=== Instruction ===
Pick every line with "JSON" from the material below.

--- Start ---

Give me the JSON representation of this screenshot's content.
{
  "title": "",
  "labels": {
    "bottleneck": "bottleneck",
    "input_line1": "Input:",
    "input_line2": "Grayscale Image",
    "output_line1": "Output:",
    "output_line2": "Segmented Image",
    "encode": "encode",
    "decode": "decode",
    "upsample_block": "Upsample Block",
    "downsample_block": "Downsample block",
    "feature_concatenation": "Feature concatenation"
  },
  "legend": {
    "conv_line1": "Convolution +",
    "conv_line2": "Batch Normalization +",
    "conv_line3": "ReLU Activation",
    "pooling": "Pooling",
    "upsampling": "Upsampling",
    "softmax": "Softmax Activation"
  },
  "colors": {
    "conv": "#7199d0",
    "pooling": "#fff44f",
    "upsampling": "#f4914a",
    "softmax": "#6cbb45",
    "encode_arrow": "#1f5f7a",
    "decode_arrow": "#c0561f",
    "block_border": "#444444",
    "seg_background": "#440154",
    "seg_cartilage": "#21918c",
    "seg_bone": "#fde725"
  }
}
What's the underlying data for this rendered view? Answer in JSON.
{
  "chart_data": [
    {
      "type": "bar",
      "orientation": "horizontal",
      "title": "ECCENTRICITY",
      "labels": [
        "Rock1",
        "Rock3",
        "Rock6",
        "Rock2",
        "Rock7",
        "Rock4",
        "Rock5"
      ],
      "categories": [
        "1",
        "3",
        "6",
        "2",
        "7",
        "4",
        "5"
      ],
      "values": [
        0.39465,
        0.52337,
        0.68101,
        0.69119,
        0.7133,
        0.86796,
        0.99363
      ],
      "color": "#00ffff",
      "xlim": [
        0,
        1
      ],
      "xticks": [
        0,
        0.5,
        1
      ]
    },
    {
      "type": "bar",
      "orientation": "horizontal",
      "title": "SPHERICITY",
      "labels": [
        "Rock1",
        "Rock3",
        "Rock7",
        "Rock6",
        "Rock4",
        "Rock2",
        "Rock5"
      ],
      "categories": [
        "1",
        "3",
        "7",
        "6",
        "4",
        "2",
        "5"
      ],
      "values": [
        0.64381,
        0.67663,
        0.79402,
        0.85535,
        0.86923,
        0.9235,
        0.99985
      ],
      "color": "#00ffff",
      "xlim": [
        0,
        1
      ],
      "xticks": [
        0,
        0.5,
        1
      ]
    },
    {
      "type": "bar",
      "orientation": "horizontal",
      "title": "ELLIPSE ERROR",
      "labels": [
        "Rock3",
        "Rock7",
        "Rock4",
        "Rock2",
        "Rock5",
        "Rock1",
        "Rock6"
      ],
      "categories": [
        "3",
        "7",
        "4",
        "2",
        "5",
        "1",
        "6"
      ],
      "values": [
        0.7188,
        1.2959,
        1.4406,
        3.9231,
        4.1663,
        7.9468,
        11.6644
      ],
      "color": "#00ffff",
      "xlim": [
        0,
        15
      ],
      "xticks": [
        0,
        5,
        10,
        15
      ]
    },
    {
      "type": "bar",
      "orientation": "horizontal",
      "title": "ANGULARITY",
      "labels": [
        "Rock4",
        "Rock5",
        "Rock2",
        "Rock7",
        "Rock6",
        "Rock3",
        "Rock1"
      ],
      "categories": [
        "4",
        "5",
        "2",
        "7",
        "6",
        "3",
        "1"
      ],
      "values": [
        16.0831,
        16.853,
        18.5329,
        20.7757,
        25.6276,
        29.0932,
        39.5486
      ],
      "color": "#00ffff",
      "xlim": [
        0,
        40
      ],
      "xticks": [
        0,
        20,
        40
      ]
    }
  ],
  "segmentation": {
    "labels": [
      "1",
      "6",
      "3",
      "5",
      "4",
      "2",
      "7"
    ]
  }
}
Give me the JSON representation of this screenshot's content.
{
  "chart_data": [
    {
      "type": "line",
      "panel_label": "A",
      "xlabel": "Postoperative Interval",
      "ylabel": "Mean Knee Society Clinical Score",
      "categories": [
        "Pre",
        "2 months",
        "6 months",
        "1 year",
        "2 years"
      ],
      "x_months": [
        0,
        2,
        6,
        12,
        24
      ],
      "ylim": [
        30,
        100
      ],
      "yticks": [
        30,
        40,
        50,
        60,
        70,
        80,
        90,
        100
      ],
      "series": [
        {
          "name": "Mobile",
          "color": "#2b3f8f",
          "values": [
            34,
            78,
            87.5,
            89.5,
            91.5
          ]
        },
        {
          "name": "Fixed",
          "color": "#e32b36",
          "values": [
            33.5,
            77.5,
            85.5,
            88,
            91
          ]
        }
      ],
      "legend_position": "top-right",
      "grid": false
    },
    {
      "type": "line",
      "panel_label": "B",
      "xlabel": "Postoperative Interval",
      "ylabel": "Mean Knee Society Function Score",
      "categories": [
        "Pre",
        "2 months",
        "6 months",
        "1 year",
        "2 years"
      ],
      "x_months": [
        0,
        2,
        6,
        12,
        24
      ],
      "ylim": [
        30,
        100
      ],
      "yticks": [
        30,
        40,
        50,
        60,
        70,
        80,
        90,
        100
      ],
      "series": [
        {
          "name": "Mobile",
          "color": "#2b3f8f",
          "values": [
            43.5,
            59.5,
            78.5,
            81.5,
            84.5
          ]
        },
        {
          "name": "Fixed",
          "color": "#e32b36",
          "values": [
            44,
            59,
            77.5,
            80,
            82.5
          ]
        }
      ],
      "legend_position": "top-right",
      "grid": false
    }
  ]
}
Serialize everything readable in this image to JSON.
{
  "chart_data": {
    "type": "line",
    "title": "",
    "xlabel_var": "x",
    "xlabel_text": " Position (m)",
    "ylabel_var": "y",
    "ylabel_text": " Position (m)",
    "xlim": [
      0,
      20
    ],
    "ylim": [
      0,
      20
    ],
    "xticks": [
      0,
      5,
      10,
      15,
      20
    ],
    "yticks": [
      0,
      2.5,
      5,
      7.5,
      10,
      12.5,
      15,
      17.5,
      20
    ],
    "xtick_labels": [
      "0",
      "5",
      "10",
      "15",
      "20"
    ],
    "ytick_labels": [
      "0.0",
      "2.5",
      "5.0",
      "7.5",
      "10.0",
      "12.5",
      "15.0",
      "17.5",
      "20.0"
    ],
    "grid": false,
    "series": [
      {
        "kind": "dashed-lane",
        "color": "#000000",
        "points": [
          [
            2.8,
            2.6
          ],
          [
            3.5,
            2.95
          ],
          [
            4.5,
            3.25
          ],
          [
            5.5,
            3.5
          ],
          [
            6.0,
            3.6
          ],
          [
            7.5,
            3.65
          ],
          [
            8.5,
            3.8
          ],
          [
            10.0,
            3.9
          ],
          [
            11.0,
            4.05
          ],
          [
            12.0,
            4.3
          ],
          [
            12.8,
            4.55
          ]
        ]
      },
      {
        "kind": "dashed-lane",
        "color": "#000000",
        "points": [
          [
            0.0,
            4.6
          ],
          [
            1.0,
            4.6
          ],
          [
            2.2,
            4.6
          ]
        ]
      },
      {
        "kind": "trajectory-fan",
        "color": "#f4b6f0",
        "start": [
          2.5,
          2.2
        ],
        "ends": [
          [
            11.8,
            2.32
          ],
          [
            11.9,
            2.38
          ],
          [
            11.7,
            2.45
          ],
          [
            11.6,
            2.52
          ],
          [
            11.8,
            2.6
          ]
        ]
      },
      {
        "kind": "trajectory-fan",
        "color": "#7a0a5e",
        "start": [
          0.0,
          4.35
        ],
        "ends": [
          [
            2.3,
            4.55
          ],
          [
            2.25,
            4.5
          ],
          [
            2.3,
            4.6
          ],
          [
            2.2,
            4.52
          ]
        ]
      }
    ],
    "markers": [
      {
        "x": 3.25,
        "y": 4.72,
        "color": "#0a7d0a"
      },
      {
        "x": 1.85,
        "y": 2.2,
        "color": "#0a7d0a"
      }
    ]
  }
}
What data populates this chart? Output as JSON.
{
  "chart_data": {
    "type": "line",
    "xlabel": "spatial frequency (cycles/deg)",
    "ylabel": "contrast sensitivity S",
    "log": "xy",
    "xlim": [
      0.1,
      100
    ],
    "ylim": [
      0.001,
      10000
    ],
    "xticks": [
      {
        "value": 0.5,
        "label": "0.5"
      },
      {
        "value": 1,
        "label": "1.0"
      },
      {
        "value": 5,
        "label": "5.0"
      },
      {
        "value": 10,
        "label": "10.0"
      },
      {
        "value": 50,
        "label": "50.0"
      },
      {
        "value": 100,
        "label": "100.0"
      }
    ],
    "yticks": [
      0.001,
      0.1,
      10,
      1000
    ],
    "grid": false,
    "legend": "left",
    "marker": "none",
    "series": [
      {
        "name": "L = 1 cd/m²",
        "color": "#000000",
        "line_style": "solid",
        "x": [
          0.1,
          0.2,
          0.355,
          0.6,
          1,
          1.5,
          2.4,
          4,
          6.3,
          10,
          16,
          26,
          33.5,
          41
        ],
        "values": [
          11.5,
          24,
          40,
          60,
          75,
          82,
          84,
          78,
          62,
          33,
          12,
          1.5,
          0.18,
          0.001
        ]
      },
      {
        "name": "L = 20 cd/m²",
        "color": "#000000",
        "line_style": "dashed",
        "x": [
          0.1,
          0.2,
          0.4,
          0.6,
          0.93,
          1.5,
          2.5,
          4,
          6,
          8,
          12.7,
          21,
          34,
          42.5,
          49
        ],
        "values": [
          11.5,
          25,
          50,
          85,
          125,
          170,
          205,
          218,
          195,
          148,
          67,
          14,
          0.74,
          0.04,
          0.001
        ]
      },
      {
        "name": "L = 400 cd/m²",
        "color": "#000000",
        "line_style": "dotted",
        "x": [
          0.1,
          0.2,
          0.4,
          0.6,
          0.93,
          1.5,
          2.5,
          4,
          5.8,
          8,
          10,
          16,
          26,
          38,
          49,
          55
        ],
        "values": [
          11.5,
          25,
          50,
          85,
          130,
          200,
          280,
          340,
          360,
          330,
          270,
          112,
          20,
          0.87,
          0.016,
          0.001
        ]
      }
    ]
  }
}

--- End ---

=== Expected answer ===
Give me the JSON representation of this screenshot's content.
What's the underlying data for this rendered view? Answer in JSON.
Give me the JSON representation of this screenshot's content.
Serialize everything readable in this image to JSON.
What data populates this chart? Output as JSON.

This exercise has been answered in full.